_Work to do_
Select every line below containing the word "this".
** START Stored data **
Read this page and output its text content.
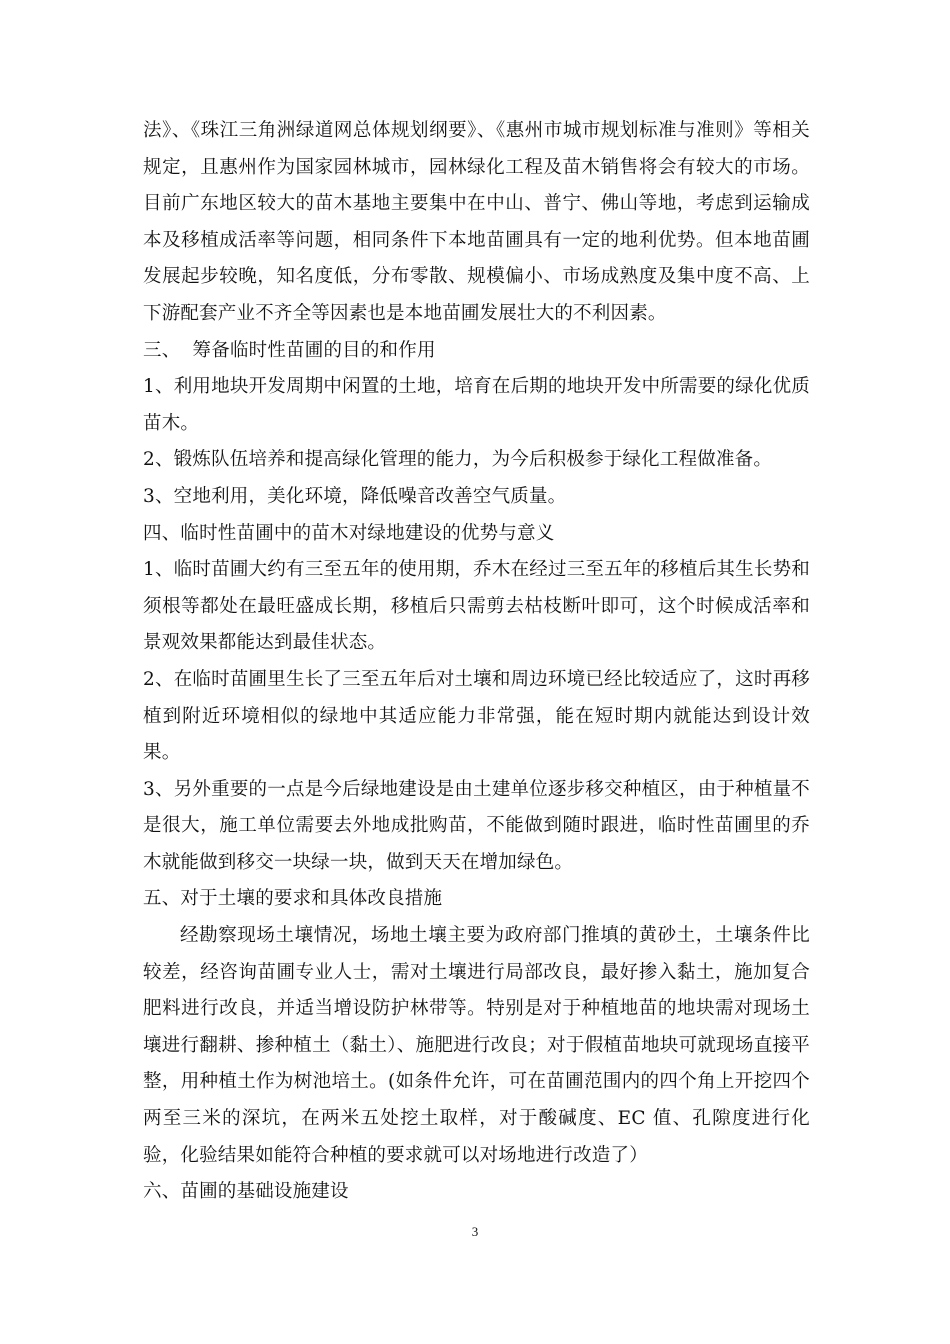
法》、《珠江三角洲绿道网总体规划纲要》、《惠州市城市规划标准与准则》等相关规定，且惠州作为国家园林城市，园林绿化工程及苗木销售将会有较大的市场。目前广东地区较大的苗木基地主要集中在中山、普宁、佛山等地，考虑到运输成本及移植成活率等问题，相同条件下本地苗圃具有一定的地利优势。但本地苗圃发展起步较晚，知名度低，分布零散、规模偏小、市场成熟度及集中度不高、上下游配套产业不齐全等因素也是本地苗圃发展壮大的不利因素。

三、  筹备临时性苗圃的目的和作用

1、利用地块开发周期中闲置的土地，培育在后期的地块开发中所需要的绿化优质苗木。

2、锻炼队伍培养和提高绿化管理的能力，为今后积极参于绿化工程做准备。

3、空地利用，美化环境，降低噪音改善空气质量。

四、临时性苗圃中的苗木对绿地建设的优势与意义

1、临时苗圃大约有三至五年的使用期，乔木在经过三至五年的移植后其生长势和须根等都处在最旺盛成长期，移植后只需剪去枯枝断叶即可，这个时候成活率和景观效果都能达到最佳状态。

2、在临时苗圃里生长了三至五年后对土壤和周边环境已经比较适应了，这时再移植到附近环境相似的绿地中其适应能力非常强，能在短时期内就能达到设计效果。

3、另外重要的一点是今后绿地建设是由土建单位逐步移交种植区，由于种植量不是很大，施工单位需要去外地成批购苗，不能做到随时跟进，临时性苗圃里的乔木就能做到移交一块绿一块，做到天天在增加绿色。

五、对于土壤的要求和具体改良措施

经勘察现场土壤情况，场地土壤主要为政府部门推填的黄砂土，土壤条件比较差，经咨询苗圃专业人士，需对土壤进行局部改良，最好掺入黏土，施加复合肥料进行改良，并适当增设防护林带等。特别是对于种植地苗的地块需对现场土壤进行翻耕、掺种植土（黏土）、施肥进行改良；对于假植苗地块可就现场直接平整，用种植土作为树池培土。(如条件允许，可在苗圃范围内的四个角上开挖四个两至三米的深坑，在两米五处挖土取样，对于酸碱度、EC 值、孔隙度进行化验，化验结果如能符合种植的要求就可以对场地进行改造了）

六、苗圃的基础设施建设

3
** END Stored data **
** START Stored data **
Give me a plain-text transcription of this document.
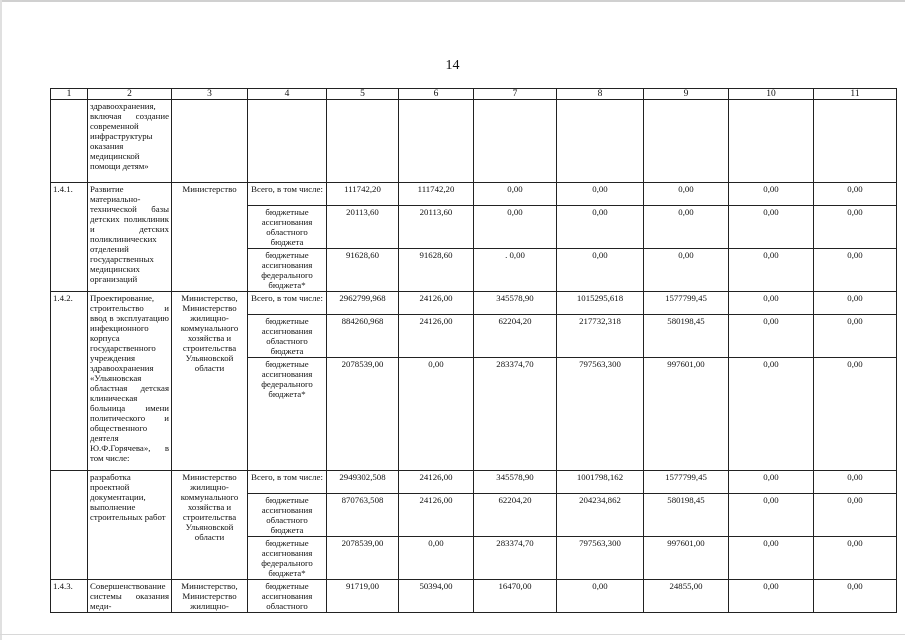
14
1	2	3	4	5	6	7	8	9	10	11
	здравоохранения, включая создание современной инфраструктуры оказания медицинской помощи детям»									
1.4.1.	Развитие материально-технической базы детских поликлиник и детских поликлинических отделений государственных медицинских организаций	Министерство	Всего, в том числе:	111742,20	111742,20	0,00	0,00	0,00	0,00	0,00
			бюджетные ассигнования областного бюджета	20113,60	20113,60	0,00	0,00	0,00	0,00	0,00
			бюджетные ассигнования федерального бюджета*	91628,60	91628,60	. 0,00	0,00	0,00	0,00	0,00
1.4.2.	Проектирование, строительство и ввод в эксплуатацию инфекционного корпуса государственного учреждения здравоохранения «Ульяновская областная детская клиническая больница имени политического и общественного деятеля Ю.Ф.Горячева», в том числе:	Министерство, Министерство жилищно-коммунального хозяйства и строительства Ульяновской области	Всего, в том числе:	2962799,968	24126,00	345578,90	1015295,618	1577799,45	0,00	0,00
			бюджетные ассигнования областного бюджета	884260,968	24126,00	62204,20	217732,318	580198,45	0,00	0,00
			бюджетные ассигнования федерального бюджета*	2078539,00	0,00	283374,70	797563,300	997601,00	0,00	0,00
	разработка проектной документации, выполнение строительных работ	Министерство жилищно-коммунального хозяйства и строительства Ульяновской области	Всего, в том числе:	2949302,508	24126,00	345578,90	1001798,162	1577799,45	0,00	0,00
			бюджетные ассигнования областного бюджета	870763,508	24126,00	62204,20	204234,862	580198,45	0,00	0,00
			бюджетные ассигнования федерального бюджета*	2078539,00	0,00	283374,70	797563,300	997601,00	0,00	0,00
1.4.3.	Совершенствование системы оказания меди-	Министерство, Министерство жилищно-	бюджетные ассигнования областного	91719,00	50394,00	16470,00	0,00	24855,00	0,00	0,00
** END Stored data **
_Response_
Read this page and output its text content.
Give me a plain-text transcription of this document.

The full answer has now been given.